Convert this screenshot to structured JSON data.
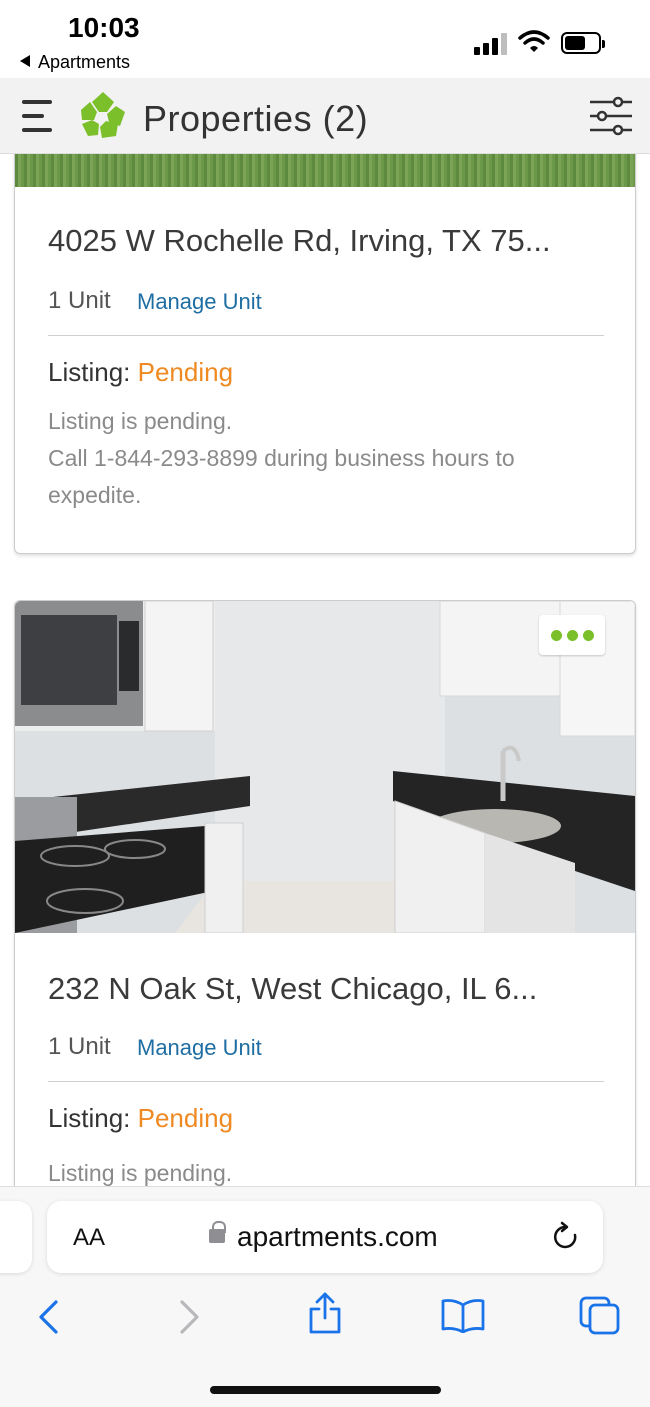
{
  "status_bar": {
    "time": "10:03",
    "back_label": "Apartments"
  },
  "header": {
    "title": "Properties (2)",
    "logo_color": "#7bbf2a"
  },
  "properties": [
    {
      "address": "4025 W Rochelle Rd, Irving, TX 75...",
      "units": "1 Unit",
      "manage_label": "Manage Unit",
      "listing_label": "Listing:",
      "listing_status": "Pending",
      "description_line1": "Listing is pending.",
      "description_line2": "Call 1-844-293-8899 during business hours to expedite."
    },
    {
      "address": "232 N Oak St, West Chicago, IL 6...",
      "units": "1 Unit",
      "manage_label": "Manage Unit",
      "listing_label": "Listing:",
      "listing_status": "Pending",
      "description_line1": "Listing is pending."
    }
  ],
  "browser": {
    "text_size_label": "AA",
    "url": "apartments.com"
  },
  "colors": {
    "accent_link": "#1f6ea3",
    "pending": "#ef8a23",
    "more_dots": "#7bbf2a",
    "browser_tint": "#1a73e8"
  }
}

▸ TASK STATEMENT: Restate the data above exactly, stripping out each image.

▸ RESULT OF THIS EXERCISE:
Convert this screenshot to structured JSON data.
{
  "status_bar": {
    "time": "10:03",
    "back_label": "Apartments"
  },
  "header": {
    "title": "Properties (2)",
    "logo_color": "#7bbf2a"
  },
  "properties": [
    {
      "address": "4025 W Rochelle Rd, Irving, TX 75...",
      "units": "1 Unit",
      "manage_label": "Manage Unit",
      "listing_label": "Listing:",
      "listing_status": "Pending",
      "description_line1": "Listing is pending.",
      "description_line2": "Call 1-844-293-8899 during business hours to expedite."
    },
    {
      "address": "232 N Oak St, West Chicago, IL 6...",
      "units": "1 Unit",
      "manage_label": "Manage Unit",
      "listing_label": "Listing:",
      "listing_status": "Pending",
      "description_line1": "Listing is pending."
    }
  ],
  "browser": {
    "text_size_label": "AA",
    "url": "apartments.com"
  },
  "colors": {
    "accent_link": "#1f6ea3",
    "pending": "#ef8a23",
    "more_dots": "#7bbf2a",
    "browser_tint": "#1a73e8"
  }
}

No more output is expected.